**WHAT YOU SHOULD DO**: Each line that includes "then" counts once; give the total and nothing besides.

**ROWS**:

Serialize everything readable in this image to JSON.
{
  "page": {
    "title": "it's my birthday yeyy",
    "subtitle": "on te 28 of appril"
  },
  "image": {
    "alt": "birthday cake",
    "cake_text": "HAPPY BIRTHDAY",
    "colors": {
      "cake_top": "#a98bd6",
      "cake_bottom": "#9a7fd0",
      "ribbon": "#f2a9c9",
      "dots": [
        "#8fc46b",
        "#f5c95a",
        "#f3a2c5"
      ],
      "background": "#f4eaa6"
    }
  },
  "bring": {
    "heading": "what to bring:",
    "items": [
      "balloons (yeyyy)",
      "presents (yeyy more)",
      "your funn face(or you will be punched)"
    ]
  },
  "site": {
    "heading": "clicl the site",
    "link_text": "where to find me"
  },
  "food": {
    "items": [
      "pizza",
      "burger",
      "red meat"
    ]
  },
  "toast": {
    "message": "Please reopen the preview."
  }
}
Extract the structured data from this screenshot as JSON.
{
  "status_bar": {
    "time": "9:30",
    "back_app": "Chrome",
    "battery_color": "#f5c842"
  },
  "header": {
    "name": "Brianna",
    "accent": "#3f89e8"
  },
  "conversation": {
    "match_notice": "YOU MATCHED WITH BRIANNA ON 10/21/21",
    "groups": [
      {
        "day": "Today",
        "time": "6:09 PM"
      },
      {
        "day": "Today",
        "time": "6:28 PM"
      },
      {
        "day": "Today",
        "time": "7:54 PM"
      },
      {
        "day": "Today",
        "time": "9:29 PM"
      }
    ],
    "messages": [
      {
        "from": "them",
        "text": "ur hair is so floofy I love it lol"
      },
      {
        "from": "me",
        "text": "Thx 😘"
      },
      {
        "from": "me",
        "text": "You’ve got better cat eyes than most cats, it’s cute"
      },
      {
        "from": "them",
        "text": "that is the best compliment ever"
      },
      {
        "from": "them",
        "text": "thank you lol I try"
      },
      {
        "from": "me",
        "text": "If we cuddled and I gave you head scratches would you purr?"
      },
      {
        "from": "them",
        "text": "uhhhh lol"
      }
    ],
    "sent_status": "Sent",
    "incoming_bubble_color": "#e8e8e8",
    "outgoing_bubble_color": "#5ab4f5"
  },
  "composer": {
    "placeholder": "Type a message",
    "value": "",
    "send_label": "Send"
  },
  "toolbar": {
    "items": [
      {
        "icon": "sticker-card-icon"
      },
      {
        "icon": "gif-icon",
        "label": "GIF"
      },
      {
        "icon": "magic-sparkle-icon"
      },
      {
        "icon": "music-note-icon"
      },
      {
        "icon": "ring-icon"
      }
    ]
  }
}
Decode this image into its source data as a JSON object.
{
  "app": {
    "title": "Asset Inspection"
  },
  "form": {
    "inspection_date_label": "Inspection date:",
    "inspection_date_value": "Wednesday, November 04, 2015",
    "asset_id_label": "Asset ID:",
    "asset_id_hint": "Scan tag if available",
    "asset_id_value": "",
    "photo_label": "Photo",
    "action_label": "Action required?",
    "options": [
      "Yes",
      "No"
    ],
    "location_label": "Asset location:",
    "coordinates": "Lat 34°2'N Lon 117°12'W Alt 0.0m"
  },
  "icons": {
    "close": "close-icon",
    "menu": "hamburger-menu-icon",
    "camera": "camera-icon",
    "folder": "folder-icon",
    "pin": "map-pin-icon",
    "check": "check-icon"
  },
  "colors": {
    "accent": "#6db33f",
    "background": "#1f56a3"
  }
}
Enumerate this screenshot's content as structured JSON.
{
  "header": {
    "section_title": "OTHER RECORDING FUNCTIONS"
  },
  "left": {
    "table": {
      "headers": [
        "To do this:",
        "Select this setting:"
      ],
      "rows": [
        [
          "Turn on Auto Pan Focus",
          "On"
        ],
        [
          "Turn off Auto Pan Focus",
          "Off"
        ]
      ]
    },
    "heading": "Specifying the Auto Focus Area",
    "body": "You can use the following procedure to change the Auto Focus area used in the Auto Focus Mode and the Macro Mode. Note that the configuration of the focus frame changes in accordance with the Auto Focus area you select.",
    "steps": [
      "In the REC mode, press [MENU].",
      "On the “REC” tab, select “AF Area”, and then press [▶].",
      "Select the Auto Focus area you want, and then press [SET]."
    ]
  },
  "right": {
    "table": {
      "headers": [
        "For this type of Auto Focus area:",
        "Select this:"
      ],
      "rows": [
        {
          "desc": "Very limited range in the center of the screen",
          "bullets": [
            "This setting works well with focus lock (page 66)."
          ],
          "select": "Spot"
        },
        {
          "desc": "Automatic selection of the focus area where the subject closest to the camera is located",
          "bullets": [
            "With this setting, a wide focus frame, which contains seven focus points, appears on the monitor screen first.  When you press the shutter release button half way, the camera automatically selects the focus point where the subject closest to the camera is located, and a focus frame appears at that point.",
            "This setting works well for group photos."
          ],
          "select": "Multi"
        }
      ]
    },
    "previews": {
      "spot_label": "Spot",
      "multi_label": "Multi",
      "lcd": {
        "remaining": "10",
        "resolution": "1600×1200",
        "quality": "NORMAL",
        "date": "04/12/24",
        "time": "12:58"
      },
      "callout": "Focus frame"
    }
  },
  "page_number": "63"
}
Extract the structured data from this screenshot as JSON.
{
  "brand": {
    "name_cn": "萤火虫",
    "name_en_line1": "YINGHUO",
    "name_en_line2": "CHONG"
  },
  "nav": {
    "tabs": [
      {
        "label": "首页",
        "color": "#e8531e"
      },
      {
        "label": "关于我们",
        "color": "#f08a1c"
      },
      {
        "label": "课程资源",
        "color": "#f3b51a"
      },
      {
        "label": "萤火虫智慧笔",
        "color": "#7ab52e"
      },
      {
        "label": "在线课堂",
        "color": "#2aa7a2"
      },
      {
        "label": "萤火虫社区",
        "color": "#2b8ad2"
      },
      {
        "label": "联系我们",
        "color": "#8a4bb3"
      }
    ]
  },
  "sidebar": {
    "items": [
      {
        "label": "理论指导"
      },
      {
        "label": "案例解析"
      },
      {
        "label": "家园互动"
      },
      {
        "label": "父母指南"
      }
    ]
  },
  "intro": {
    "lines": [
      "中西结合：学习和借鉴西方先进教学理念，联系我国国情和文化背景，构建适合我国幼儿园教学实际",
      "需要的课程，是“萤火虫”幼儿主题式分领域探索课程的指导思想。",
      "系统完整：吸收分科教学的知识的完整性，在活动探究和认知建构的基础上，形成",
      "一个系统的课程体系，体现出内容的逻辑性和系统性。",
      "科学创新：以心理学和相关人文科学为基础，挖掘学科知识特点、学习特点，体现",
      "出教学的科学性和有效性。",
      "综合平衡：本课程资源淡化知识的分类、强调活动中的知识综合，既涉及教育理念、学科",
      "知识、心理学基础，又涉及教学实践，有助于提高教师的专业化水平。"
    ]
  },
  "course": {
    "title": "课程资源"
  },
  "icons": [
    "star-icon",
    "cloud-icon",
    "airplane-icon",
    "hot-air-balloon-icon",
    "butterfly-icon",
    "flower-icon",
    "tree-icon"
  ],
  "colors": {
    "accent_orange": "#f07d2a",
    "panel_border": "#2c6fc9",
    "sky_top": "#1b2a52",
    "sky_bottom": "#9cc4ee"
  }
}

**EXPECTED ANSWER**: 2